• _OBJECTIVE_
Take from the listing each line that has the string "hint".

• _MATERIAL TO PROCESS_
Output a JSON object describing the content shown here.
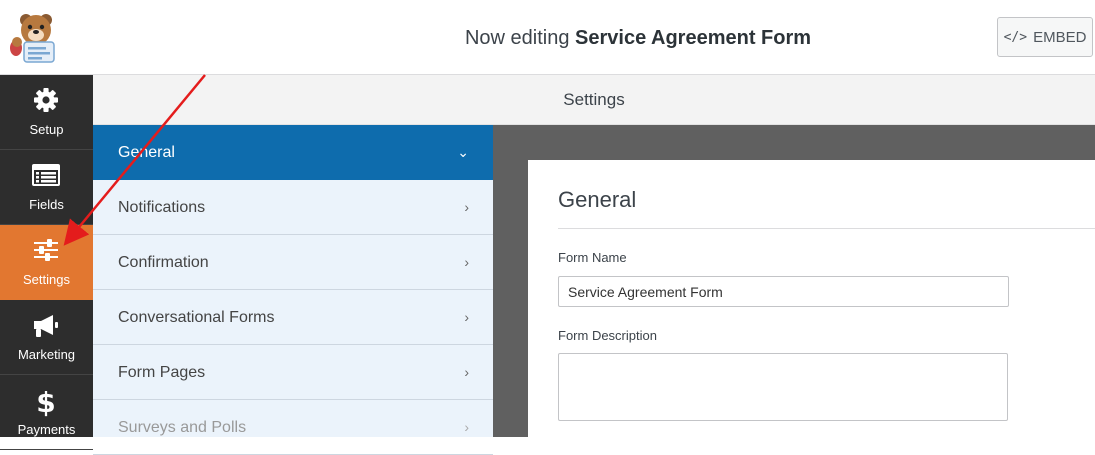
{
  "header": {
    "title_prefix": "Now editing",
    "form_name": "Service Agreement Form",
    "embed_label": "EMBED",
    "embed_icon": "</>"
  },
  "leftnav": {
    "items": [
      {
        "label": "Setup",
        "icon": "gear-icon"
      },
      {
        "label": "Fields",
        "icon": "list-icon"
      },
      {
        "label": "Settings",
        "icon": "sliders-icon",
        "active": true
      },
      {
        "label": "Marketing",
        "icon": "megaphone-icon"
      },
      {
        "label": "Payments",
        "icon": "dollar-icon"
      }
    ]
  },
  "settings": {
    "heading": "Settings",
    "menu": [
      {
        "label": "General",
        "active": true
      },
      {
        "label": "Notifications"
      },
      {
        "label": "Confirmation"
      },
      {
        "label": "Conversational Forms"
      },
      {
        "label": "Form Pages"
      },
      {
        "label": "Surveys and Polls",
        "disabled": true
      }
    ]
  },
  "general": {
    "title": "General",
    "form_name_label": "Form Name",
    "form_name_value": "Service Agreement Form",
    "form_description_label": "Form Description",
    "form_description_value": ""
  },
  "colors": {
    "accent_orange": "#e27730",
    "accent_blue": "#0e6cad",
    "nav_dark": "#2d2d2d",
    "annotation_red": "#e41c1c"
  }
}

...

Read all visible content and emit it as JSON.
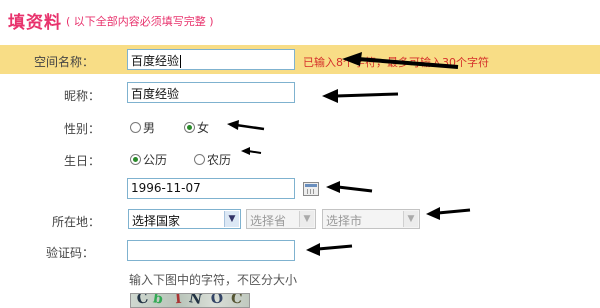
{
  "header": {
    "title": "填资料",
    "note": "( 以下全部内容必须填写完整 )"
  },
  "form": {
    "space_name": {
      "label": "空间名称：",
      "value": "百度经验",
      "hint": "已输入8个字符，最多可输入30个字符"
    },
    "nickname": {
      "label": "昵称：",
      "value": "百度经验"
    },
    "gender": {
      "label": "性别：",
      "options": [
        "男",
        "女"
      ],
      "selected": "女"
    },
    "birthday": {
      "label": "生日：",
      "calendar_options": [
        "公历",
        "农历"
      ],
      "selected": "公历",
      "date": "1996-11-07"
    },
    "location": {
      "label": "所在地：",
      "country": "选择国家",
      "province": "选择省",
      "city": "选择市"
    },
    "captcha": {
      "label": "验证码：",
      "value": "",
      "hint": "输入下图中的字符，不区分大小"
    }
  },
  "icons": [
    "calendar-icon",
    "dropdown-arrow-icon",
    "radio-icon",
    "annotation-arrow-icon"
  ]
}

• _RESULT_
      "hint": "已输入8个字符，最多可输入30个字符"
      "hint": "输入下图中的字符，不区分大小"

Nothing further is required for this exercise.